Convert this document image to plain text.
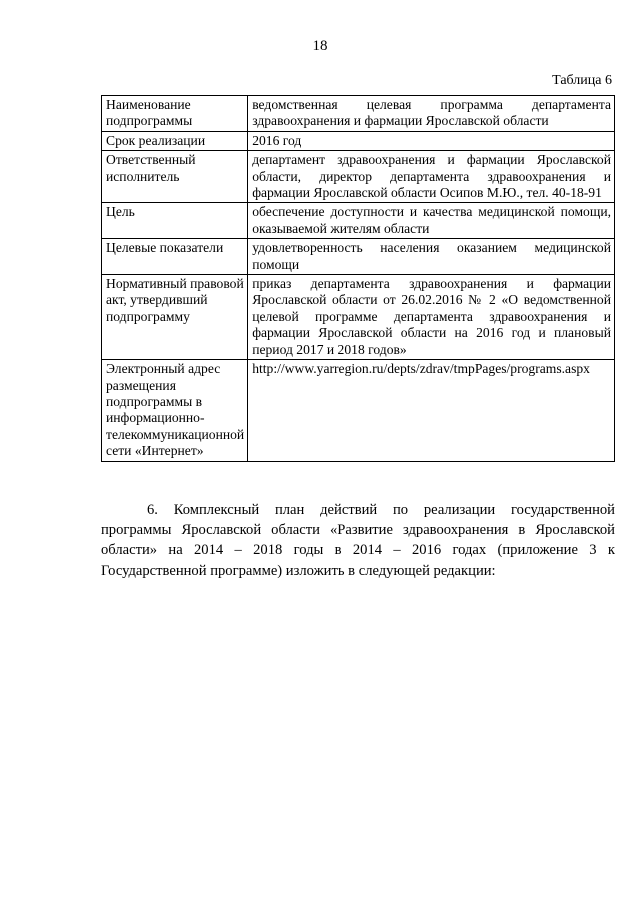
18
Таблица 6
Наименование подпрограммы	ведомственная целевая программа департамента здравоохранения и фармации Ярославской области
Срок реализации	2016 год
Ответственный исполнитель	департамент здравоохранения и фармации Ярославской области, директор департамента здравоохранения и фармации Ярославской области Осипов М.Ю., тел. 40-18-91
Цель	обеспечение доступности и качества медицинской помощи, оказываемой жителям области
Целевые показатели	удовлетворенность населения оказанием медицинской помощи
Нормативный правовой акт, утвердивший подпрограмму	приказ департамента здравоохранения и фармации Ярославской области от 26.02.2016 № 2 «О ведомственной целевой программе департамента здравоохранения и фармации Ярославской области на 2016 год и плановый период 2017 и 2018 годов»
Электронный адрес размещения подпрограммы в информационно-телекоммуникационной сети «Интернет»	http://www.yarregion.ru/depts/zdrav/tmpPages/programs.aspx
6. Комплексный план действий по реализации государственной программы Ярославской области «Развитие здравоохранения в Ярославской области» на 2014 – 2018 годы в 2014 – 2016 годах (приложение 3 к Государственной программе) изложить в следующей редакции:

Written exercise.
Quote all of the entries word for word, omitting any pictures.

Correct result.
Convert this document image to plain text.
18
Таблица 6
Наименование подпрограммы	ведомственная целевая программа департамента здравоохранения и фармации Ярославской области
Срок реализации	2016 год
Ответственный исполнитель	департамент здравоохранения и фармации Ярославской области, директор департамента здравоохранения и фармации Ярославской области Осипов М.Ю., тел. 40-18-91
Цель	обеспечение доступности и качества медицинской помощи, оказываемой жителям области
Целевые показатели	удовлетворенность населения оказанием медицинской помощи
Нормативный правовой акт, утвердивший подпрограмму	приказ департамента здравоохранения и фармации Ярославской области от 26.02.2016 № 2 «О ведомственной целевой программе департамента здравоохранения и фармации Ярославской области на 2016 год и плановый период 2017 и 2018 годов»
Электронный адрес размещения подпрограммы в информационно-телекоммуникационной сети «Интернет»	http://www.yarregion.ru/depts/zdrav/tmpPages/programs.aspx
6. Комплексный план действий по реализации государственной программы Ярославской области «Развитие здравоохранения в Ярославской области» на 2014 – 2018 годы в 2014 – 2016 годах (приложение 3 к Государственной программе) изложить в следующей редакции:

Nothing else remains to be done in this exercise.